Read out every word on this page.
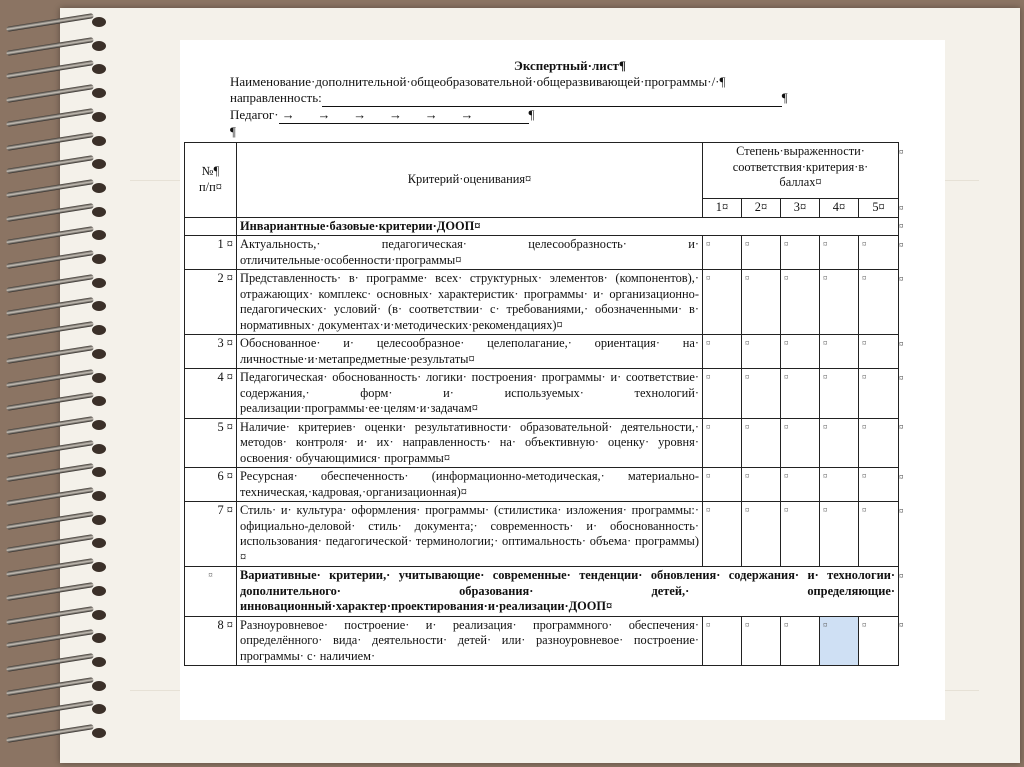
Экспертный·лист¶
Наименование·дополнительной·общеобразовательной·общеразвивающей·программы·/·¶
направленность:	¶
Педагог· →       →       →       →       →       →	¶
¶
№¶
п/п¤	Критерий·оценивания¤	Степень·выраженности·
соответствия·критерия·в·
баллах¤				
		1¤	2¤	3¤	4¤	5¤
	Инвариантные·базовые·критерии·ДООП¤					
1 ¤	Актуальность,· педагогическая· целесообразность· и· отличительные·особенности·программы¤	¤	¤	¤	¤	¤
2 ¤	Представленность· в· программе· всех· структурных· элементов· (компонентов),· отражающих· комплекс· основных· характеристик· программы· и· организационно-педагогических· условий· (в· соответствии· с· требованиями,· обозначенными· в· нормативных· документах·и·методических·рекомендациях)¤	¤	¤	¤	¤	¤
3 ¤	Обоснованное· и· целесообразное· целеполагание,· ориентация· на· личностные·и·метапредметные·результаты¤	¤	¤	¤	¤	¤
4 ¤	Педагогическая· обоснованность· логики· построения· программы· и· соответствие· содержания,· форм· и· используемых· технологий· реализации·программы·ее·целям·и·задачам¤	¤	¤	¤	¤	¤
5 ¤	Наличие· критериев· оценки· результативности· образовательной· деятельности,· методов· контроля· и· их· направленность· на· объективную· оценку· уровня· освоения· обучающимися· программы¤	¤	¤	¤	¤	¤
6 ¤	Ресурсная· обеспеченность· (информационно-методическая,· материально-техническая,·кадровая,·организационная)¤	¤	¤	¤	¤	¤
7 ¤	Стиль· и· культура· оформления· программы· (стилистика· изложения· программы:· официально-деловой· стиль· документа;· современность· и· обоснованность· использования· педагогической· терминологии;· оптимальность· объема· программы)¤	¤	¤	¤	¤	¤
¤	Вариативные· критерии,· учитывающие· современные· тенденции· обновления· содержания· и· технологии· дополнительного· образования· детей,· определяющие· инновационный·характер·проектирования·и·реализации·ДООП¤					
8 ¤	Разноуровневое· построение· и· реализация· программного· обеспечения· определённого· вида· деятельности· детей· или· разноуровневое· построение· программы· с· наличием·	¤	¤	¤	¤	¤
¤
¤
¤
¤
¤
¤
¤
¤
¤
¤
¤
¤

==*==

Every record is to be reproduced exactly, with no pictures included.

Read out every word on this page.
Экспертный·лист¶
Наименование·дополнительной·общеобразовательной·общеразвивающей·программы·/·¶
направленность:	¶
Педагог· →       →       →       →       →       →	¶
¶
№¶
п/п¤	Критерий·оценивания¤	Степень·выраженности·
соответствия·критерия·в·
баллах¤				
		1¤	2¤	3¤	4¤	5¤
	Инвариантные·базовые·критерии·ДООП¤					
1 ¤	Актуальность,· педагогическая· целесообразность· и· отличительные·особенности·программы¤	¤	¤	¤	¤	¤
2 ¤	Представленность· в· программе· всех· структурных· элементов· (компонентов),· отражающих· комплекс· основных· характеристик· программы· и· организационно-педагогических· условий· (в· соответствии· с· требованиями,· обозначенными· в· нормативных· документах·и·методических·рекомендациях)¤	¤	¤	¤	¤	¤
3 ¤	Обоснованное· и· целесообразное· целеполагание,· ориентация· на· личностные·и·метапредметные·результаты¤	¤	¤	¤	¤	¤
4 ¤	Педагогическая· обоснованность· логики· построения· программы· и· соответствие· содержания,· форм· и· используемых· технологий· реализации·программы·ее·целям·и·задачам¤	¤	¤	¤	¤	¤
5 ¤	Наличие· критериев· оценки· результативности· образовательной· деятельности,· методов· контроля· и· их· направленность· на· объективную· оценку· уровня· освоения· обучающимися· программы¤	¤	¤	¤	¤	¤
6 ¤	Ресурсная· обеспеченность· (информационно-методическая,· материально-техническая,·кадровая,·организационная)¤	¤	¤	¤	¤	¤
7 ¤	Стиль· и· культура· оформления· программы· (стилистика· изложения· программы:· официально-деловой· стиль· документа;· современность· и· обоснованность· использования· педагогической· терминологии;· оптимальность· объема· программы)¤	¤	¤	¤	¤	¤
¤	Вариативные· критерии,· учитывающие· современные· тенденции· обновления· содержания· и· технологии· дополнительного· образования· детей,· определяющие· инновационный·характер·проектирования·и·реализации·ДООП¤					
8 ¤	Разноуровневое· построение· и· реализация· программного· обеспечения· определённого· вида· деятельности· детей· или· разноуровневое· построение· программы· с· наличием·	¤	¤	¤	¤	¤
¤
¤
¤
¤
¤
¤
¤
¤
¤
¤
¤
¤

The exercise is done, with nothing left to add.